**PROBLEM REQUIREMENTS:** Could you filter the records below down to the lines that include the word "header"?
________________
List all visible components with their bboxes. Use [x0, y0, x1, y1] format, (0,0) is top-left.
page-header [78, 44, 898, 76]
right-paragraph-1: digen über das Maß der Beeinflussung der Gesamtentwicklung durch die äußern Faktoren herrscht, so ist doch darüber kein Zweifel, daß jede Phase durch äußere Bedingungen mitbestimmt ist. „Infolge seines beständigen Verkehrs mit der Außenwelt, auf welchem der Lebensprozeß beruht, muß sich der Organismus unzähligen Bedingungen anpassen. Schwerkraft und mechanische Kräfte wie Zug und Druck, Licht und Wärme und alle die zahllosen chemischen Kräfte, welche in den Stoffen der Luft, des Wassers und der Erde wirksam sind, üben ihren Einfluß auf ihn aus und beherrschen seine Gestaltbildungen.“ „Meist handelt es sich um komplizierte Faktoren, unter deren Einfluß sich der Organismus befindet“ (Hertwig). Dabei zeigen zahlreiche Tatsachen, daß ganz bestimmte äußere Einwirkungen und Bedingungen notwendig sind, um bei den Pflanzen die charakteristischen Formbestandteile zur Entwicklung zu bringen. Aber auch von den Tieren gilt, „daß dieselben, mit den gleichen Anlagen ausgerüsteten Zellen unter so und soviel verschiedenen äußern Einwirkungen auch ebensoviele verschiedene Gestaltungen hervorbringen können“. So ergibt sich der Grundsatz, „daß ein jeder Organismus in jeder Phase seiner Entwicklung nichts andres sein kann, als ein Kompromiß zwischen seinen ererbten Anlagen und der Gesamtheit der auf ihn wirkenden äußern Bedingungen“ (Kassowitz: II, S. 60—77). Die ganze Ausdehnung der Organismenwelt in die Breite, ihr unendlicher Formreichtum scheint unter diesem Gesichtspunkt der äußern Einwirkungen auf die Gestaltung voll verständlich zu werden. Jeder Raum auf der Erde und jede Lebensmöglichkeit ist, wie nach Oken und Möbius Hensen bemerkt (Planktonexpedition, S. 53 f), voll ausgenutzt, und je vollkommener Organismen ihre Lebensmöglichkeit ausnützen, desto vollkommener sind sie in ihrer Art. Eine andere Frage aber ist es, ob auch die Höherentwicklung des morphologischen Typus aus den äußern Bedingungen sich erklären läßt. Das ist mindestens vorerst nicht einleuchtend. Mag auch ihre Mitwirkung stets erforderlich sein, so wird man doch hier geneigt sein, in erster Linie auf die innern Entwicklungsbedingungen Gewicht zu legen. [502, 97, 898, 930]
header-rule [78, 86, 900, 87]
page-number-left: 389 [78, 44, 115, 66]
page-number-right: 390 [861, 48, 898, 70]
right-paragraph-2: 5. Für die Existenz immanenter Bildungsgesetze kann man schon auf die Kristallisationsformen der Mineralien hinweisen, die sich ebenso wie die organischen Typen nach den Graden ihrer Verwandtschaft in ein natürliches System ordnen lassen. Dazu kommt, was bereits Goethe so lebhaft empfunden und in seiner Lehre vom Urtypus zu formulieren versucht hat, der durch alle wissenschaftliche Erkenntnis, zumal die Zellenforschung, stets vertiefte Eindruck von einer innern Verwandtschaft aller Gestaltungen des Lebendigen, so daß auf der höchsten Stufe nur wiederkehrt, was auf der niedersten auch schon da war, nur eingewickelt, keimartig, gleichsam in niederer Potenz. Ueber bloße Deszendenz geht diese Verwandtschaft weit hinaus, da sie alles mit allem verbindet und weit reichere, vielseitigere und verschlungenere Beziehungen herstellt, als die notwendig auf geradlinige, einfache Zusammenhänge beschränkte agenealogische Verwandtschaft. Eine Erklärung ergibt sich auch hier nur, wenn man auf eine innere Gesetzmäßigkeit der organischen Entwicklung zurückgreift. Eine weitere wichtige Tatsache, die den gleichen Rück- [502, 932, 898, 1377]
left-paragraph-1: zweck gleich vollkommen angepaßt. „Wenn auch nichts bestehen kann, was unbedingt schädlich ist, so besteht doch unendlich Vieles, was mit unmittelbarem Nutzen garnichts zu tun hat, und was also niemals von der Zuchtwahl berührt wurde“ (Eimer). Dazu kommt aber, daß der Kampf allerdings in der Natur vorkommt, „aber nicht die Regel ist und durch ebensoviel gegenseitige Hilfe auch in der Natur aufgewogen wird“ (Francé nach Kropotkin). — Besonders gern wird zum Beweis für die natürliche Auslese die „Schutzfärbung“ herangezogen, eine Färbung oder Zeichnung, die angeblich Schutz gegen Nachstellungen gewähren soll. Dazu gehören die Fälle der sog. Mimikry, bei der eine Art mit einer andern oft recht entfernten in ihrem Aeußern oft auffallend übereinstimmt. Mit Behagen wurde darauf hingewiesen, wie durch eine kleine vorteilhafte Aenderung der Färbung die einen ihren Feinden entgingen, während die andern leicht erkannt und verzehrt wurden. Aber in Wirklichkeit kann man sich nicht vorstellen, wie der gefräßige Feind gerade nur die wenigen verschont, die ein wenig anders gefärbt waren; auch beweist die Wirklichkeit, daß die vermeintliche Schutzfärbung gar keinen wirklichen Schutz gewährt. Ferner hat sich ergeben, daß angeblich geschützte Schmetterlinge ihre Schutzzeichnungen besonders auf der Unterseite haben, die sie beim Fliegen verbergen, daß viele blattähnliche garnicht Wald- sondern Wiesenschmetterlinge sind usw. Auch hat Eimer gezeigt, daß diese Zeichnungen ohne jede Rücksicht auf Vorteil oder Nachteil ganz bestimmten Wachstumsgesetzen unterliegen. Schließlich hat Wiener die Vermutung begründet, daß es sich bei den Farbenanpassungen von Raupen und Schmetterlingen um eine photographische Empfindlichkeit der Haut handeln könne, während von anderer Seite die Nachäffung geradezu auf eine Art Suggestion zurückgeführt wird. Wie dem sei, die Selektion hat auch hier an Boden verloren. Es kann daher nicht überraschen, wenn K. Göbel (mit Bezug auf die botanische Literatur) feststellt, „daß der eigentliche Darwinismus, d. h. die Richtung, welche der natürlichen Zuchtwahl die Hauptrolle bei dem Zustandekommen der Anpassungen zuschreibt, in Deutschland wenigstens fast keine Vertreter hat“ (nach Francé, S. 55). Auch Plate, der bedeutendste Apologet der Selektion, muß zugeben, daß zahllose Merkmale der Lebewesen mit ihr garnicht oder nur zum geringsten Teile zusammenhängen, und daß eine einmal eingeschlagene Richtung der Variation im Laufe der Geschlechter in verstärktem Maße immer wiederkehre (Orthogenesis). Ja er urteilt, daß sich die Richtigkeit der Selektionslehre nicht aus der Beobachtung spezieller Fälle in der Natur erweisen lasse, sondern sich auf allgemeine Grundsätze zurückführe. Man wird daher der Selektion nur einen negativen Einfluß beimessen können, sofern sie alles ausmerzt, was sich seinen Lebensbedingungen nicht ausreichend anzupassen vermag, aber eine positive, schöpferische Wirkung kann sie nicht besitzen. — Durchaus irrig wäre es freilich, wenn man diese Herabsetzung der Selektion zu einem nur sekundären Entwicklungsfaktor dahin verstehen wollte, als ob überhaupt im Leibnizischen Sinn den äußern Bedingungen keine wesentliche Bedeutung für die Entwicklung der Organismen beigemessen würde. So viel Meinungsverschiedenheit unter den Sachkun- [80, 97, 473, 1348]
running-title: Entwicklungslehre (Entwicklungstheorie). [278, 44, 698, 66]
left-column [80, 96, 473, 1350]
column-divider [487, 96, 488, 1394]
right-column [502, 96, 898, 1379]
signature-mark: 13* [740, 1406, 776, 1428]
________________
**EXERCISE SOLUTION:**
page-header [78, 44, 898, 76]
header-rule [78, 86, 900, 87]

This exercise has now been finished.